Output an exact reproduction of the data.

(Extracted records)
━━━━━━━━━━━━━━━━

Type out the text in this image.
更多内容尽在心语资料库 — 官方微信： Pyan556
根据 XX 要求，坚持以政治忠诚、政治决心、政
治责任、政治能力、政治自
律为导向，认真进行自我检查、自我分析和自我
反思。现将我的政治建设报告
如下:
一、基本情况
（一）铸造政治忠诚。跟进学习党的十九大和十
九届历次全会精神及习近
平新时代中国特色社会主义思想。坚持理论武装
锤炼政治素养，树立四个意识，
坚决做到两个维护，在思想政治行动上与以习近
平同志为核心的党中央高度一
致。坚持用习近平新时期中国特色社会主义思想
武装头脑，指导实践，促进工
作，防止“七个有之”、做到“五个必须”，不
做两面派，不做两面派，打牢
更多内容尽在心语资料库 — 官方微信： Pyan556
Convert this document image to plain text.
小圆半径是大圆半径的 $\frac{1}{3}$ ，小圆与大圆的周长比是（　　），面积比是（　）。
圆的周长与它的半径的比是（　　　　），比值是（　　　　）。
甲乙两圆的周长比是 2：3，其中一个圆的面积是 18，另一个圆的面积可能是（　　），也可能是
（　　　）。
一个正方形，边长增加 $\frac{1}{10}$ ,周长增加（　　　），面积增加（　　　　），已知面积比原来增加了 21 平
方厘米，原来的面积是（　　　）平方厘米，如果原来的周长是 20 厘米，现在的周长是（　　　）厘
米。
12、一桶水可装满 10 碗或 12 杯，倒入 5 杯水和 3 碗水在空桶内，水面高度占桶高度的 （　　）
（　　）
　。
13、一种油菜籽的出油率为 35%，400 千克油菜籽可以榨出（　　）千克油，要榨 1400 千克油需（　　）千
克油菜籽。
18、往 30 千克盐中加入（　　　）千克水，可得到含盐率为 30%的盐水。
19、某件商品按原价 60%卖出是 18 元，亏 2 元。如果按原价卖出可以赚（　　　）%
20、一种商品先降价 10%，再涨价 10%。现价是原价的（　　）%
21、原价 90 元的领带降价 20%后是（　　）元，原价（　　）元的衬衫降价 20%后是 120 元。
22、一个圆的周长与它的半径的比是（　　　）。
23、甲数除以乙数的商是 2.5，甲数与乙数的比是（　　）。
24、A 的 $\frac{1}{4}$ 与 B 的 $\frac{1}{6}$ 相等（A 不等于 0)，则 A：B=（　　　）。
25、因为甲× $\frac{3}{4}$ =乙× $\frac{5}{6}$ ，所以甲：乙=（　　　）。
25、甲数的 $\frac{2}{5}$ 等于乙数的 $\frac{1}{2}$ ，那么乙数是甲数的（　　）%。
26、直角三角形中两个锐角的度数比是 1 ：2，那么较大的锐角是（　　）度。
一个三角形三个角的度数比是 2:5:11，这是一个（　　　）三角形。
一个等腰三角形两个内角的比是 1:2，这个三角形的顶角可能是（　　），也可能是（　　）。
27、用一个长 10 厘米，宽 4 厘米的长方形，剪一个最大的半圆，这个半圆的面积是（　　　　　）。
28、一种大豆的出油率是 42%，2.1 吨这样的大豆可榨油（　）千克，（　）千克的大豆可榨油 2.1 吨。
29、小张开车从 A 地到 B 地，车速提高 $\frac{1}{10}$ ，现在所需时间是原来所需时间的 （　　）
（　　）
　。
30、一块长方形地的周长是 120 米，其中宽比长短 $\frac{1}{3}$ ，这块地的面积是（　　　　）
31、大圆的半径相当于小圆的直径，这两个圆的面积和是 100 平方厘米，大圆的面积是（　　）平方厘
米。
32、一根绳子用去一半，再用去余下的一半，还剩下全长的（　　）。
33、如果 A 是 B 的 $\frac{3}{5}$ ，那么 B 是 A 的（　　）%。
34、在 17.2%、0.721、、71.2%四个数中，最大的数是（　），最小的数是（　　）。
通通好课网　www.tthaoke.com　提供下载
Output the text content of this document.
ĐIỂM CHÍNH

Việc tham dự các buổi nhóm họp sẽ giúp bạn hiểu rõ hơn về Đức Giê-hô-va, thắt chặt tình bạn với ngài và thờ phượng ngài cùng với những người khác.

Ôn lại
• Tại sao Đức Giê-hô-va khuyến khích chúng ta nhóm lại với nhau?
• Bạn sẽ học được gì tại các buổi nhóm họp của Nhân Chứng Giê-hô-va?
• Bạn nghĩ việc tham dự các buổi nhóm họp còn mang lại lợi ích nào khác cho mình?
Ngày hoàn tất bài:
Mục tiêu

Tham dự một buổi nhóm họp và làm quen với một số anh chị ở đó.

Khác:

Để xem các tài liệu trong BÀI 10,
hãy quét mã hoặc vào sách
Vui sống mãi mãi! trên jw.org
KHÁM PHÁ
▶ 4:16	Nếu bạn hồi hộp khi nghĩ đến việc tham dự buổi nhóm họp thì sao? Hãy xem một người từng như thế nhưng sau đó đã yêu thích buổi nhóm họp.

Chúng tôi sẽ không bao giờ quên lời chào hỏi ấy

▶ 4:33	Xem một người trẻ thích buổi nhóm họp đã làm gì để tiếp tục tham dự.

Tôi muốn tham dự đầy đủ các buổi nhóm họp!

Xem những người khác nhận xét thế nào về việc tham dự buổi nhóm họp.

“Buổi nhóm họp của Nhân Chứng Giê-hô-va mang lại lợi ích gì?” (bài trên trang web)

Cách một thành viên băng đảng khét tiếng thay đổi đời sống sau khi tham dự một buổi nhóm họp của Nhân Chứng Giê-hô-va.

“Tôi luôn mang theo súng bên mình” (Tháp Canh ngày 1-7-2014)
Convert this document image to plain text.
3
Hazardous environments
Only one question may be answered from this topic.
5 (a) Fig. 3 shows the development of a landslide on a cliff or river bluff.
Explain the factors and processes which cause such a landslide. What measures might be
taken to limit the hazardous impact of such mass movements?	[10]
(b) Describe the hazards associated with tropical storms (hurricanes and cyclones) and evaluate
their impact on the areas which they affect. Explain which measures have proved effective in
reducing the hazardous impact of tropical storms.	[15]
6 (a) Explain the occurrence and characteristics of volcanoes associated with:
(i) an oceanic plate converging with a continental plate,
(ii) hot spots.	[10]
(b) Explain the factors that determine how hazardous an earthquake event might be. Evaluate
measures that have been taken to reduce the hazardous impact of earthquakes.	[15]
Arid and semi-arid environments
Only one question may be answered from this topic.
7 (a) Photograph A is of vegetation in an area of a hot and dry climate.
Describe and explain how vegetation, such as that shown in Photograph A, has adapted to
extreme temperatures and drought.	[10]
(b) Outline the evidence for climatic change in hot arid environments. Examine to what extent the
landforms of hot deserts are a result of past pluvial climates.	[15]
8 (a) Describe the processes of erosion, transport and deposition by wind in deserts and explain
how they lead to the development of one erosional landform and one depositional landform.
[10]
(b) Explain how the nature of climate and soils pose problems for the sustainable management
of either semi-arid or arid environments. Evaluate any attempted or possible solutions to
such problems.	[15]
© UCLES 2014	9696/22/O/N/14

━━━━━━━━━━━━━━━━

• Worked solution:
Type out the text in this image.
更多内容尽在心语资料库 — 官方微信： Pyan556
根据 XX 要求，坚持以政治忠诚、政治决心、政
治责任、政治能力、政治自
律为导向，认真进行自我检查、自我分析和自我
反思。现将我的政治建设报告
如下:
一、基本情况
（一）铸造政治忠诚。跟进学习党的十九大和十
九届历次全会精神及习近
平新时代中国特色社会主义思想。坚持理论武装
锤炼政治素养，树立四个意识，
坚决做到两个维护，在思想政治行动上与以习近
平同志为核心的党中央高度一
致。坚持用习近平新时期中国特色社会主义思想
武装头脑，指导实践，促进工
作，防止“七个有之”、做到“五个必须”，不
做两面派，不做两面派，打牢
更多内容尽在心语资料库 — 官方微信： Pyan556
Convert this document image to plain text.
小圆半径是大圆半径的 $\frac{1}{3}$ ，小圆与大圆的周长比是（　　），面积比是（　）。
圆的周长与它的半径的比是（　　　　），比值是（　　　　）。
甲乙两圆的周长比是 2：3，其中一个圆的面积是 18，另一个圆的面积可能是（　　），也可能是
（　　　）。
一个正方形，边长增加 $\frac{1}{10}$ ,周长增加（　　　），面积增加（　　　　），已知面积比原来增加了 21 平
方厘米，原来的面积是（　　　）平方厘米，如果原来的周长是 20 厘米，现在的周长是（　　　）厘
米。
12、一桶水可装满 10 碗或 12 杯，倒入 5 杯水和 3 碗水在空桶内，水面高度占桶高度的 （　　）
（　　）
　。
13、一种油菜籽的出油率为 35%，400 千克油菜籽可以榨出（　　）千克油，要榨 1400 千克油需（　　）千
克油菜籽。
18、往 30 千克盐中加入（　　　）千克水，可得到含盐率为 30%的盐水。
19、某件商品按原价 60%卖出是 18 元，亏 2 元。如果按原价卖出可以赚（　　　）%
20、一种商品先降价 10%，再涨价 10%。现价是原价的（　　）%
21、原价 90 元的领带降价 20%后是（　　）元，原价（　　）元的衬衫降价 20%后是 120 元。
22、一个圆的周长与它的半径的比是（　　　）。
23、甲数除以乙数的商是 2.5，甲数与乙数的比是（　　）。
24、A 的 $\frac{1}{4}$ 与 B 的 $\frac{1}{6}$ 相等（A 不等于 0)，则 A：B=（　　　）。
25、因为甲× $\frac{3}{4}$ =乙× $\frac{5}{6}$ ，所以甲：乙=（　　　）。
25、甲数的 $\frac{2}{5}$ 等于乙数的 $\frac{1}{2}$ ，那么乙数是甲数的（　　）%。
26、直角三角形中两个锐角的度数比是 1 ：2，那么较大的锐角是（　　）度。
一个三角形三个角的度数比是 2:5:11，这是一个（　　　）三角形。
一个等腰三角形两个内角的比是 1:2，这个三角形的顶角可能是（　　），也可能是（　　）。
27、用一个长 10 厘米，宽 4 厘米的长方形，剪一个最大的半圆，这个半圆的面积是（　　　　　）。
28、一种大豆的出油率是 42%，2.1 吨这样的大豆可榨油（　）千克，（　）千克的大豆可榨油 2.1 吨。
29、小张开车从 A 地到 B 地，车速提高 $\frac{1}{10}$ ，现在所需时间是原来所需时间的 （　　）
（　　）
　。
30、一块长方形地的周长是 120 米，其中宽比长短 $\frac{1}{3}$ ，这块地的面积是（　　　　）
31、大圆的半径相当于小圆的直径，这两个圆的面积和是 100 平方厘米，大圆的面积是（　　）平方厘
米。
32、一根绳子用去一半，再用去余下的一半，还剩下全长的（　　）。
33、如果 A 是 B 的 $\frac{3}{5}$ ，那么 B 是 A 的（　　）%。
34、在 17.2%、0.721、、71.2%四个数中，最大的数是（　），最小的数是（　　）。
通通好课网　www.tthaoke.com　提供下载
Output the text content of this document.
ĐIỂM CHÍNH

Việc tham dự các buổi nhóm họp sẽ giúp bạn hiểu rõ hơn về Đức Giê-hô-va, thắt chặt tình bạn với ngài và thờ phượng ngài cùng với những người khác.

Ôn lại
• Tại sao Đức Giê-hô-va khuyến khích chúng ta nhóm lại với nhau?
• Bạn sẽ học được gì tại các buổi nhóm họp của Nhân Chứng Giê-hô-va?
• Bạn nghĩ việc tham dự các buổi nhóm họp còn mang lại lợi ích nào khác cho mình?
Ngày hoàn tất bài:
Mục tiêu

Tham dự một buổi nhóm họp và làm quen với một số anh chị ở đó.

Khác:

Để xem các tài liệu trong BÀI 10,
hãy quét mã hoặc vào sách
Vui sống mãi mãi! trên jw.org
KHÁM PHÁ
▶ 4:16	Nếu bạn hồi hộp khi nghĩ đến việc tham dự buổi nhóm họp thì sao? Hãy xem một người từng như thế nhưng sau đó đã yêu thích buổi nhóm họp.

Chúng tôi sẽ không bao giờ quên lời chào hỏi ấy

▶ 4:33	Xem một người trẻ thích buổi nhóm họp đã làm gì để tiếp tục tham dự.

Tôi muốn tham dự đầy đủ các buổi nhóm họp!

Xem những người khác nhận xét thế nào về việc tham dự buổi nhóm họp.

“Buổi nhóm họp của Nhân Chứng Giê-hô-va mang lại lợi ích gì?” (bài trên trang web)

Cách một thành viên băng đảng khét tiếng thay đổi đời sống sau khi tham dự một buổi nhóm họp của Nhân Chứng Giê-hô-va.

“Tôi luôn mang theo súng bên mình” (Tháp Canh ngày 1-7-2014)
Convert this document image to plain text.
3
Hazardous environments
Only one question may be answered from this topic.
5 (a) Fig. 3 shows the development of a landslide on a cliff or river bluff.
Explain the factors and processes which cause such a landslide. What measures might be
taken to limit the hazardous impact of such mass movements?	[10]
(b) Describe the hazards associated with tropical storms (hurricanes and cyclones) and evaluate
their impact on the areas which they affect. Explain which measures have proved effective in
reducing the hazardous impact of tropical storms.	[15]
6 (a) Explain the occurrence and characteristics of volcanoes associated with:
(i) an oceanic plate converging with a continental plate,
(ii) hot spots.	[10]
(b) Explain the factors that determine how hazardous an earthquake event might be. Evaluate
measures that have been taken to reduce the hazardous impact of earthquakes.	[15]
Arid and semi-arid environments
Only one question may be answered from this topic.
7 (a) Photograph A is of vegetation in an area of a hot and dry climate.
Describe and explain how vegetation, such as that shown in Photograph A, has adapted to
extreme temperatures and drought.	[10]
(b) Outline the evidence for climatic change in hot arid environments. Examine to what extent the
landforms of hot deserts are a result of past pluvial climates.	[15]
8 (a) Describe the processes of erosion, transport and deposition by wind in deserts and explain
how they lead to the development of one erosional landform and one depositional landform.
[10]
(b) Explain how the nature of climate and soils pose problems for the sustainable management
of either semi-arid or arid environments. Evaluate any attempted or possible solutions to
such problems.	[15]
© UCLES 2014	9696/22/O/N/14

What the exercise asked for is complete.